##### Data provided
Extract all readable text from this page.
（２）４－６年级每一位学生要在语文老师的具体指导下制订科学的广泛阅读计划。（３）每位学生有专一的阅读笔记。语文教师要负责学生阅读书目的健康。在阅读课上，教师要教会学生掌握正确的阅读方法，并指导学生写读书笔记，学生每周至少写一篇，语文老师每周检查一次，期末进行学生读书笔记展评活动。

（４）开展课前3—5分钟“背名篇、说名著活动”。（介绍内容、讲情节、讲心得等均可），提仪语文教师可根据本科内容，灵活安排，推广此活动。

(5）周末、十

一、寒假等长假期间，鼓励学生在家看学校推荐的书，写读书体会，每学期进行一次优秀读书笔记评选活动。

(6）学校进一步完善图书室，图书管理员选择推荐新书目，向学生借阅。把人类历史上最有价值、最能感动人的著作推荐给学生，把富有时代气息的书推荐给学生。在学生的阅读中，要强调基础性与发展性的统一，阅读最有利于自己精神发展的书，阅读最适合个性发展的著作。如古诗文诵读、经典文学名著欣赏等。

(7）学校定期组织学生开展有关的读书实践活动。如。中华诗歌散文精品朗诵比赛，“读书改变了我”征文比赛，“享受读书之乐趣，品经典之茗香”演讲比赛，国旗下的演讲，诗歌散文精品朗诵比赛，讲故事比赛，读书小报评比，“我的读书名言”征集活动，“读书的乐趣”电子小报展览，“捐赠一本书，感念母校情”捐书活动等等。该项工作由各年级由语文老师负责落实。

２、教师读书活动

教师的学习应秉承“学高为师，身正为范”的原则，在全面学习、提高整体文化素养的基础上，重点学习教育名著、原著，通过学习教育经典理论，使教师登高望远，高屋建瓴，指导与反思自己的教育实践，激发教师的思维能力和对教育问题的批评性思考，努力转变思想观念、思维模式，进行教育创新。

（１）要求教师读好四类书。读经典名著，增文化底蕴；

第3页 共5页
##########
### [Stated goal]
Repeat each record in full; every line must match exactly.

### [Task answer]
Extract all readable text from this page.
（２）４－６年级每一位学生要在语文老师的具体指导下制订科学的广泛阅读计划。（３）每位学生有专一的阅读笔记。语文教师要负责学生阅读书目的健康。在阅读课上，教师要教会学生掌握正确的阅读方法，并指导学生写读书笔记，学生每周至少写一篇，语文老师每周检查一次，期末进行学生读书笔记展评活动。

（４）开展课前3—5分钟“背名篇、说名著活动”。（介绍内容、讲情节、讲心得等均可），提仪语文教师可根据本科内容，灵活安排，推广此活动。

(5）周末、十

一、寒假等长假期间，鼓励学生在家看学校推荐的书，写读书体会，每学期进行一次优秀读书笔记评选活动。

(6）学校进一步完善图书室，图书管理员选择推荐新书目，向学生借阅。把人类历史上最有价值、最能感动人的著作推荐给学生，把富有时代气息的书推荐给学生。在学生的阅读中，要强调基础性与发展性的统一，阅读最有利于自己精神发展的书，阅读最适合个性发展的著作。如古诗文诵读、经典文学名著欣赏等。

(7）学校定期组织学生开展有关的读书实践活动。如。中华诗歌散文精品朗诵比赛，“读书改变了我”征文比赛，“享受读书之乐趣，品经典之茗香”演讲比赛，国旗下的演讲，诗歌散文精品朗诵比赛，讲故事比赛，读书小报评比，“我的读书名言”征集活动，“读书的乐趣”电子小报展览，“捐赠一本书，感念母校情”捐书活动等等。该项工作由各年级由语文老师负责落实。

２、教师读书活动

教师的学习应秉承“学高为师，身正为范”的原则，在全面学习、提高整体文化素养的基础上，重点学习教育名著、原著，通过学习教育经典理论，使教师登高望远，高屋建瓴，指导与反思自己的教育实践，激发教师的思维能力和对教育问题的批评性思考，努力转变思想观念、思维模式，进行教育创新。

（１）要求教师读好四类书。读经典名著，增文化底蕴；

第3页 共5页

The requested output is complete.